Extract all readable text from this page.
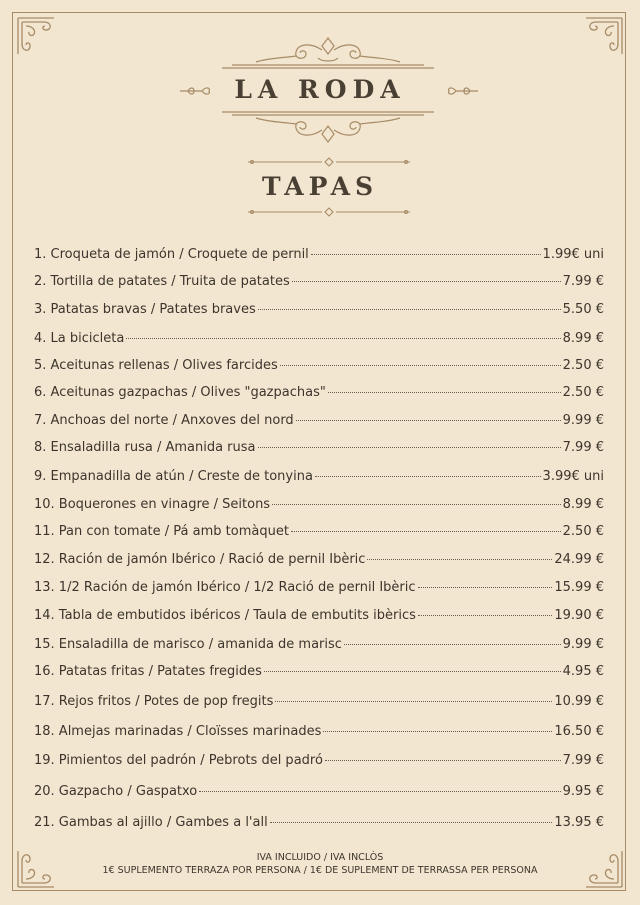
LA RODA
TAPAS
1. Croqueta de jamón / Croquete de pernil	1.99€ uni
2. Tortilla de patates / Truita de patates	7.99 €
3. Patatas bravas / Patates braves	5.50 €
4. La bicicleta	8.99 €
5. Aceitunas rellenas / Olives farcides	2.50 €
6. Aceitunas gazpachas / Olives "gazpachas"	2.50 €
7. Anchoas del norte / Anxoves del nord	9.99 €
8. Ensaladilla rusa / Amanida rusa	7.99 €
9. Empanadilla de atún / Creste de tonyina	3.99€ uni
10. Boquerones en vinagre / Seitons	8.99 €
11. Pan con tomate / Pá amb tomàquet	2.50 €
12. Ración de jamón Ibérico / Ració de pernil Ibèric	24.99 €
13. 1/2 Ración de jamón Ibérico / 1/2 Ració de pernil Ibèric	15.99 €
14. Tabla de embutidos ibéricos / Taula de embutits ibèrics	19.90 €
15. Ensaladilla de marisco / amanida de marisc	9.99 €
16. Patatas fritas / Patates fregides	4.95 €
17. Rejos fritos / Potes de pop fregits	10.99 €
18. Almejas marinadas / Cloïsses marinades	16.50 €
19. Pimientos del padrón / Pebrots del padró	7.99 €
20. Gazpacho / Gaspatxo	9.95 €
21. Gambas al ajillo / Gambes a l'all	13.95 €
IVA INCLUIDO / IVA INCLÒS
1€ SUPLEMENTO TERRAZA POR PERSONA / 1€ DE SUPLEMENT DE TERRASSA PER PERSONA
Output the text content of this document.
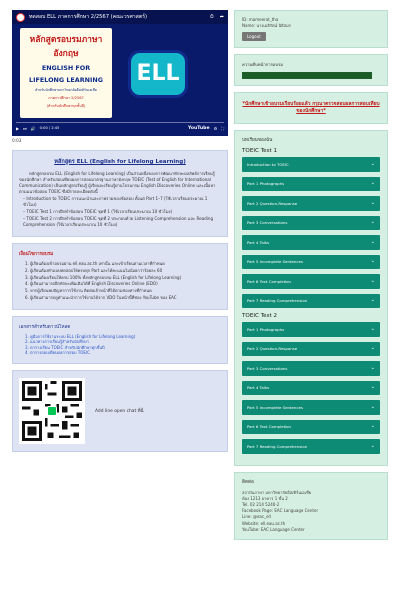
ทดสอบ ELL ภาคการศึกษา 2/2567 (คณะวรศาสตร์)	⏱ ➦
หลักสูตรอบรมภาษาอังกฤษ
ENGLISH FOR
LIFELONG LEARNING
สำหรับนักศึกษามหาวิทยาลัยอีสเทิร์นเอเชีย
ภาคการศึกษา 2/2567
(สำหรับนักศึกษาทุกชั้นปี)
ELL
▶ ⏭ 🔊 0:00 / 2:45	YouTube ⚙ ⛶
0:03
หลักสูตร ELL (English for Lifelong Learning)

หลักสูตรอบรม ELL (English for Lifelong Learning) เป็นส่วนหนึ่งของการพัฒนาทักษะผลลัพธ์การเรียนรู้ของนักศึกษา สำหรับสอบเทียบผลการสอบมาตรฐานภาษาอังกฤษ TOEIC (Test of English for International Communication) เป็นหลักสูตรเรียนรู้ ผู้เรียนจะเรียนรู้ผ่านโปรแกรม English Discoveries Online และเนื้อหาตามแนวข้อสอบ TOEIC ซึ่งมีรายละเอียดดังนี้

– Introduction to TOEIC การแนะนำและภาพรวมของข้อสอบ ตั้งแต่ Part 1–7 (ใช้เวลาเรียนประมาณ 1 ชั่วโมง)

– TOEIC Test 1 การฝึกทำข้อสอบ TOEIC ชุดที่ 1 (ใช้เวลาเรียนประมาณ 10 ชั่วโมง)

– TOEIC Test 2 การฝึกทำข้อสอบ TOEIC ชุดที่ 2 ประกอบด้วย Listening Comprehension และ Reading Comprehension (ใช้เวลาเรียนประมาณ 10 ชั่วโมง)

เงื่อนไขการอบรม
1. ผู้เรียนต้องเข้าอบรมผ่าน ell.eau.ac.th เท่านั้น และเข้าเรียนตามเวลาที่กำหนด
2. ผู้เรียนต้องทำแบบทดสอบให้ครบทุก Part และได้คะแนนไม่น้อยกว่าร้อยละ 60
3. ผู้เรียนต้องเรียนให้ครบ 100% ทั้งหลักสูตรอบรม ELL (English for Lifelong Learning)
4. ผู้เรียนสามารถฝึกทักษะเพิ่มเติมได้ที่ English Discoveries Online (EDO)
5. หากผู้เรียนพบปัญหาการใช้งาน ติดต่อเจ้าหน้าที่ได้ตามช่องทางที่กำหนด
6. ผู้เรียนสามารถดูคำแนะนำการใช้งานได้จาก VDO ในหน้านี้ที่ช่อง YouTube ของ EAC
เอกสารสำหรับดาวน์โหลด
1. คู่มือการใช้งานระบบ ELL (English for Lifelong Learning)
2. แนวทางการเรียนรู้สำหรับนักศึกษา
3. ตารางเรียน TOEIC สำหรับนักศึกษาทุกชั้นปี
4. ตารางสอบเทียบผลการสอบ TOEIC
Add line open chat ที่นี่
ID: mameerat_tha
Name: นางเมธิรัตน์ นิธิสมร
Logout
ความคืบหน้าการอบรม
*นักศึกษาเข้าอบรมเรียบร้อยแล้ว กรุณาตรวจสอบผลการสอบเทียบของนักศึกษา*
บทเรียนของฉัน
TOEIC Test 1
Introduction to TOEIC	⌄
Part 1 Photographs	⌄
Part 2 Question-Response	⌄
Part 3 Conversations	⌄
Part 4 Talks	⌄
Part 5 Incomplete Sentences	⌄
Part 6 Text Completion	⌄
Part 7 Reading Comprehension	⌄
TOEIC Test 2
Part 1 Photographs	⌄
Part 2 Question-Response	⌄
Part 3 Conversations	⌄
Part 4 Talks	⌄
Part 5 Incomplete Sentences	⌄
Part 6 Text Completion	⌄
Part 7 Reading Comprehension	⌄
ติดต่อ
สถาบันภาษา มหาวิทยาลัยอีสเทิร์นเอเชีย
ห้อง 1213 อาคาร 1 ชั้น 2
Tel. 02 214 5240-2
Facebook Page: EAC Language Center
Line: @eac_ell
Website: ell.eau.ac.th
YouTube: EAC Language Center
——————————
• STATED TASK:
Repeat the data exactly, dropping every picture it holds.

• EXERCISE SOLUTION:
Extract all readable text from this page.
LA RODA
TAPAS
1. Croqueta de jamón / Croquete de pernil	1.99€ uni
2. Tortilla de patates / Truita de patates	7.99 €
3. Patatas bravas / Patates braves	5.50 €
4. La bicicleta	8.99 €
5. Aceitunas rellenas / Olives farcides	2.50 €
6. Aceitunas gazpachas / Olives "gazpachas"	2.50 €
7. Anchoas del norte / Anxoves del nord	9.99 €
8. Ensaladilla rusa / Amanida rusa	7.99 €
9. Empanadilla de atún / Creste de tonyina	3.99€ uni
10. Boquerones en vinagre / Seitons	8.99 €
11. Pan con tomate / Pá amb tomàquet	2.50 €
12. Ración de jamón Ibérico / Ració de pernil Ibèric	24.99 €
13. 1/2 Ración de jamón Ibérico / 1/2 Ració de pernil Ibèric	15.99 €
14. Tabla de embutidos ibéricos / Taula de embutits ibèrics	19.90 €
15. Ensaladilla de marisco / amanida de marisc	9.99 €
16. Patatas fritas / Patates fregides	4.95 €
17. Rejos fritos / Potes de pop fregits	10.99 €
18. Almejas marinadas / Cloïsses marinades	16.50 €
19. Pimientos del padrón / Pebrots del padró	7.99 €
20. Gazpacho / Gaspatxo	9.95 €
21. Gambas al ajillo / Gambes a l'all	13.95 €
IVA INCLUIDO / IVA INCLÒS
1€ SUPLEMENTO TERRAZA POR PERSONA / 1€ DE SUPLEMENT DE TERRASSA PER PERSONA
Output the text content of this document.
ทดสอบ ELL ภาคการศึกษา 2/2567 (คณะวรศาสตร์)	⏱ ➦
หลักสูตรอบรมภาษาอังกฤษ
ENGLISH FOR
LIFELONG LEARNING
สำหรับนักศึกษามหาวิทยาลัยอีสเทิร์นเอเชีย
ภาคการศึกษา 2/2567
(สำหรับนักศึกษาทุกชั้นปี)
ELL
▶ ⏭ 🔊 0:00 / 2:45	YouTube ⚙ ⛶
0:03
หลักสูตร ELL (English for Lifelong Learning)

หลักสูตรอบรม ELL (English for Lifelong Learning) เป็นส่วนหนึ่งของการพัฒนาทักษะผลลัพธ์การเรียนรู้ของนักศึกษา สำหรับสอบเทียบผลการสอบมาตรฐานภาษาอังกฤษ TOEIC (Test of English for International Communication) เป็นหลักสูตรเรียนรู้ ผู้เรียนจะเรียนรู้ผ่านโปรแกรม English Discoveries Online และเนื้อหาตามแนวข้อสอบ TOEIC ซึ่งมีรายละเอียดดังนี้

– Introduction to TOEIC การแนะนำและภาพรวมของข้อสอบ ตั้งแต่ Part 1–7 (ใช้เวลาเรียนประมาณ 1 ชั่วโมง)

– TOEIC Test 1 การฝึกทำข้อสอบ TOEIC ชุดที่ 1 (ใช้เวลาเรียนประมาณ 10 ชั่วโมง)

– TOEIC Test 2 การฝึกทำข้อสอบ TOEIC ชุดที่ 2 ประกอบด้วย Listening Comprehension และ Reading Comprehension (ใช้เวลาเรียนประมาณ 10 ชั่วโมง)

เงื่อนไขการอบรม
1. ผู้เรียนต้องเข้าอบรมผ่าน ell.eau.ac.th เท่านั้น และเข้าเรียนตามเวลาที่กำหนด
2. ผู้เรียนต้องทำแบบทดสอบให้ครบทุก Part และได้คะแนนไม่น้อยกว่าร้อยละ 60
3. ผู้เรียนต้องเรียนให้ครบ 100% ทั้งหลักสูตรอบรม ELL (English for Lifelong Learning)
4. ผู้เรียนสามารถฝึกทักษะเพิ่มเติมได้ที่ English Discoveries Online (EDO)
5. หากผู้เรียนพบปัญหาการใช้งาน ติดต่อเจ้าหน้าที่ได้ตามช่องทางที่กำหนด
6. ผู้เรียนสามารถดูคำแนะนำการใช้งานได้จาก VDO ในหน้านี้ที่ช่อง YouTube ของ EAC
เอกสารสำหรับดาวน์โหลด
1. คู่มือการใช้งานระบบ ELL (English for Lifelong Learning)
2. แนวทางการเรียนรู้สำหรับนักศึกษา
3. ตารางเรียน TOEIC สำหรับนักศึกษาทุกชั้นปี
4. ตารางสอบเทียบผลการสอบ TOEIC
Add line open chat ที่นี่
ID: mameerat_tha
Name: นางเมธิรัตน์ นิธิสมร
Logout
ความคืบหน้าการอบรม
*นักศึกษาเข้าอบรมเรียบร้อยแล้ว กรุณาตรวจสอบผลการสอบเทียบของนักศึกษา*
บทเรียนของฉัน
TOEIC Test 1
Introduction to TOEIC	⌄
Part 1 Photographs	⌄
Part 2 Question-Response	⌄
Part 3 Conversations	⌄
Part 4 Talks	⌄
Part 5 Incomplete Sentences	⌄
Part 6 Text Completion	⌄
Part 7 Reading Comprehension	⌄
TOEIC Test 2
Part 1 Photographs	⌄
Part 2 Question-Response	⌄
Part 3 Conversations	⌄
Part 4 Talks	⌄
Part 5 Incomplete Sentences	⌄
Part 6 Text Completion	⌄
Part 7 Reading Comprehension	⌄
ติดต่อ
สถาบันภาษา มหาวิทยาลัยอีสเทิร์นเอเชีย
ห้อง 1213 อาคาร 1 ชั้น 2
Tel. 02 214 5240-2
Facebook Page: EAC Language Center
Line: @eac_ell
Website: ell.eau.ac.th
YouTube: EAC Language Center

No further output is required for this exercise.